Onorato, circondato,
in mezzo al Saṅgha dei monaci,
il Beato, il Maestro,
procedendo qui nel Dhamma,
il grande veggente,
si recò al boschetto di mango.

Si rivolse al monaco di nome Cundaka:
«Stendilo, piegato in quattro,
perché io possa sdraiarmi.»

Comandato da Colui dalla mente sviluppata,
Cundaka prontamente lo stese, piegato in quattro.

Il Maestro si sdraiò, apparendo molto stanco,
e Cundaka si sedette lì, davanti a lui.

+ + +

Per ciascuna affermazione, indica se concorda con il testo del documento e riporta tra virgolette le parole del testo che lo stabiliscono.
1. Il Beato si recò al boschetto di mango da solo.
2. Cundaka stese, piegato in quattro, ciò che gli era stato chiesto.
3. Quando il Maestro si sdraiò, Cundaka si sedette davanti a lui.

DATI DA ANALIZZARE:
+ + +

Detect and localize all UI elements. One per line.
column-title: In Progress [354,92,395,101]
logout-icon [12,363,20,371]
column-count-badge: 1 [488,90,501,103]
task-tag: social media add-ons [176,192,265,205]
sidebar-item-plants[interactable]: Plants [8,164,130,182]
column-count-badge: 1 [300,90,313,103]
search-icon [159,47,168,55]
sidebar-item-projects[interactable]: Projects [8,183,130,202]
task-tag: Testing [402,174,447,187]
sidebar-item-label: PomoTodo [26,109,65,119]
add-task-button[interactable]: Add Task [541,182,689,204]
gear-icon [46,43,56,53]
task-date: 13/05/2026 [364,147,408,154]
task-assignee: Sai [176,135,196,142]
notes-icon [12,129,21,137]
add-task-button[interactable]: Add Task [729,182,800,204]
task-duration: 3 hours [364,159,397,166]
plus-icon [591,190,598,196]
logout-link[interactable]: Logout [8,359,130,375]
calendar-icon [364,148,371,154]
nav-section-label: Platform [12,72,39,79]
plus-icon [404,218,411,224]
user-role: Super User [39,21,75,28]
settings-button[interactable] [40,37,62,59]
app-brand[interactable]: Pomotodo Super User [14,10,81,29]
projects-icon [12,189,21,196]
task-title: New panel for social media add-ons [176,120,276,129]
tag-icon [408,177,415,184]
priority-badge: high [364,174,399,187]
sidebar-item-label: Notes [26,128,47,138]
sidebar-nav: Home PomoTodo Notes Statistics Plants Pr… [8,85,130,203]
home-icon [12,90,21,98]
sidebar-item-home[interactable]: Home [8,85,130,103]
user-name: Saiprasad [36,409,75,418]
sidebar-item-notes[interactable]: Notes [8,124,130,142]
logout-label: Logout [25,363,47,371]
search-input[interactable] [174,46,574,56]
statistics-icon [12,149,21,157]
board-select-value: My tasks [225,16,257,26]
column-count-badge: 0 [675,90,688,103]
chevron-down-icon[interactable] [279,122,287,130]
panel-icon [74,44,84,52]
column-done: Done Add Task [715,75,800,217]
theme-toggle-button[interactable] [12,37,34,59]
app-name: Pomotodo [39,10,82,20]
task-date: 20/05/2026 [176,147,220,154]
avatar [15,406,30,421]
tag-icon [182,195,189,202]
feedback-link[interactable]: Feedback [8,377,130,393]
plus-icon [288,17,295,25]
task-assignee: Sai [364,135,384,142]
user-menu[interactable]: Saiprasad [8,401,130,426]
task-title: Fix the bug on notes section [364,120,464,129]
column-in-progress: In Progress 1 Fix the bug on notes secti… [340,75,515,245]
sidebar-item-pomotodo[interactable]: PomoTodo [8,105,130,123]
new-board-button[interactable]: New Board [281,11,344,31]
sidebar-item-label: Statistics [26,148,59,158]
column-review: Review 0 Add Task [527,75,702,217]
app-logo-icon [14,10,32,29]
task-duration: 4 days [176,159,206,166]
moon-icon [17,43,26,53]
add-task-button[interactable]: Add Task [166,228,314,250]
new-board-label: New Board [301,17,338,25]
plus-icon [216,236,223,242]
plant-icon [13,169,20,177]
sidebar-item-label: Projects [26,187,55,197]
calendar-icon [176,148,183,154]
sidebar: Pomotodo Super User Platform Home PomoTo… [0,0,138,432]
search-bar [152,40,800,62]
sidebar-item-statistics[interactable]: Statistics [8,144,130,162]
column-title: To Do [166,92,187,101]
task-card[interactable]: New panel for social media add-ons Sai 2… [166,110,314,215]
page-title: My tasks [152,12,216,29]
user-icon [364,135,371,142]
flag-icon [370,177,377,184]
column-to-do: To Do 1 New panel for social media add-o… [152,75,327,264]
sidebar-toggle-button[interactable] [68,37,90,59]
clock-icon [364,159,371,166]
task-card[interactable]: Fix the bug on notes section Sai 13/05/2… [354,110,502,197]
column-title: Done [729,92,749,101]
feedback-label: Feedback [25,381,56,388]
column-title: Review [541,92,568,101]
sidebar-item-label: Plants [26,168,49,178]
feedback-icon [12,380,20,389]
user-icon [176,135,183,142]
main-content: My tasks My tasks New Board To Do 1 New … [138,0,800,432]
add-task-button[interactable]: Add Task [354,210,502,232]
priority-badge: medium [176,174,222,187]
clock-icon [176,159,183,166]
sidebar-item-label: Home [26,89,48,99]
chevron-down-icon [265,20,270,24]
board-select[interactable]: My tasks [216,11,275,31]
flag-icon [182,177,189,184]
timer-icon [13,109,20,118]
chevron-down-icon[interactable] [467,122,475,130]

+ + +

SOLUZIONE DELL'ESERCIZIO:
1. No: «in mezzo al Saṅgha dei monaci».
2. Sì: «Cundaka prontamente lo stese, piegato in quattro».
3. Sì: «e Cundaka si sedette lì, davanti a lui».